[Dataset entries]
****

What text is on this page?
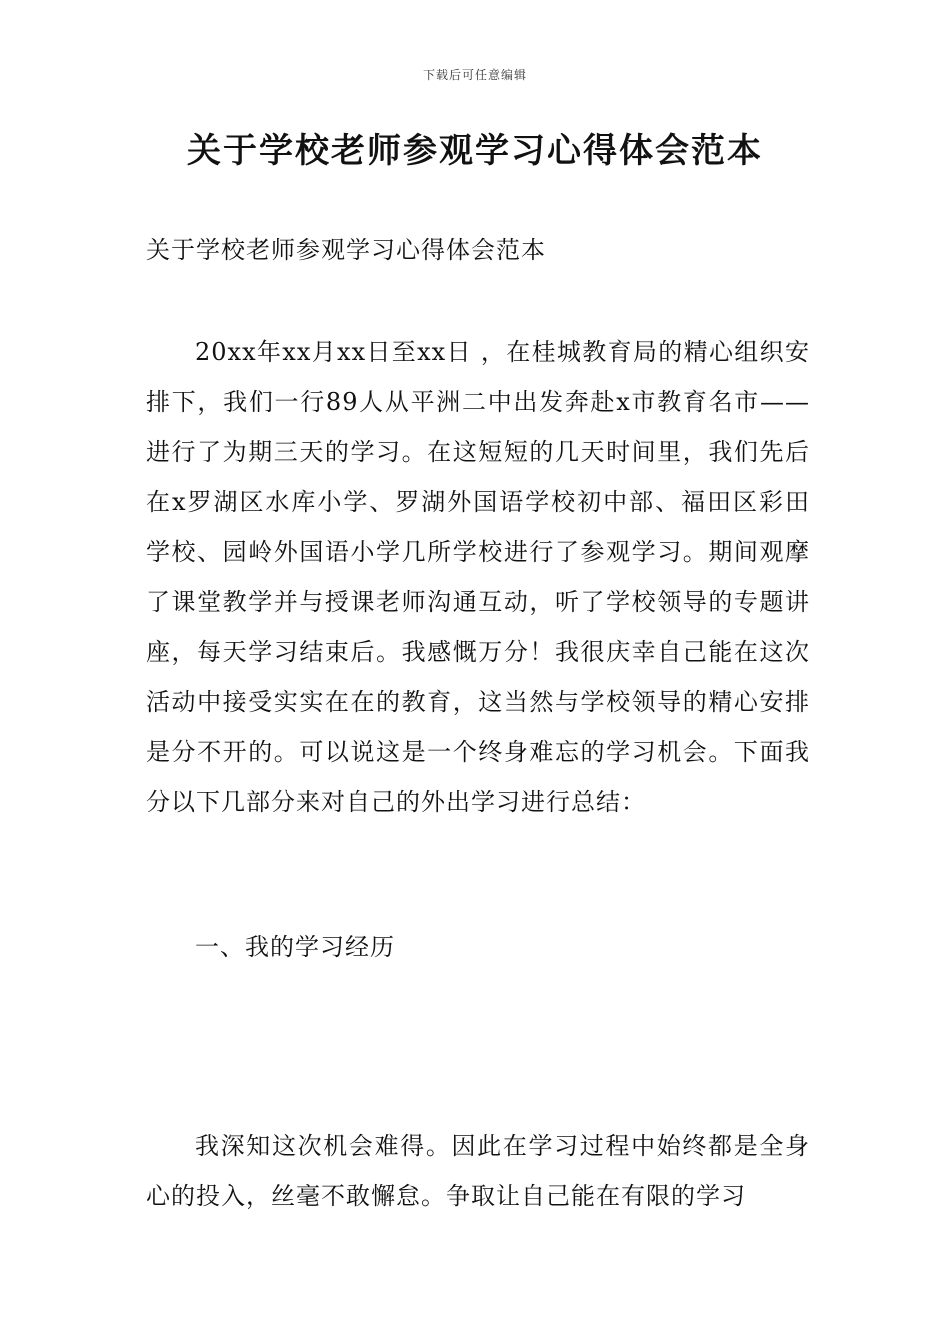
下载后可任意编辑
关于学校老师参观学习心得体会范本

关于学校老师参观学习心得体会范本

20xx年xx月xx日至xx日 ，在桂城教育局的精心组织安排下，我们一行89人从平洲二中出发奔赴x市教育名市——进行了为期三天的学习。在这短短的几天时间里，我们先后在x罗湖区水库小学、罗湖外国语学校初中部、福田区彩田学校、园岭外国语小学几所学校进行了参观学习。期间观摩了课堂教学并与授课老师沟通互动，听了学校领导的专题讲座，每天学习结束后。我感慨万分！我很庆幸自己能在这次活动中接受实实在在的教育，这当然与学校领导的精心安排是分不开的。可以说这是一个终身难忘的学习机会。下面我分以下几部分来对自己的外出学习进行总结：

一、我的学习经历

我深知这次机会难得。因此在学习过程中始终都是全身心的投入，丝毫不敢懈怠。争取让自己能在有限的学习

****

Quote every line of the records above exactly; no picture is to be copied.

What text is on this page?
下载后可任意编辑
关于学校老师参观学习心得体会范本

关于学校老师参观学习心得体会范本

20xx年xx月xx日至xx日 ，在桂城教育局的精心组织安排下，我们一行89人从平洲二中出发奔赴x市教育名市——进行了为期三天的学习。在这短短的几天时间里，我们先后在x罗湖区水库小学、罗湖外国语学校初中部、福田区彩田学校、园岭外国语小学几所学校进行了参观学习。期间观摩了课堂教学并与授课老师沟通互动，听了学校领导的专题讲座，每天学习结束后。我感慨万分！我很庆幸自己能在这次活动中接受实实在在的教育，这当然与学校领导的精心安排是分不开的。可以说这是一个终身难忘的学习机会。下面我分以下几部分来对自己的外出学习进行总结：

一、我的学习经历

我深知这次机会难得。因此在学习过程中始终都是全身心的投入，丝毫不敢懈怠。争取让自己能在有限的学习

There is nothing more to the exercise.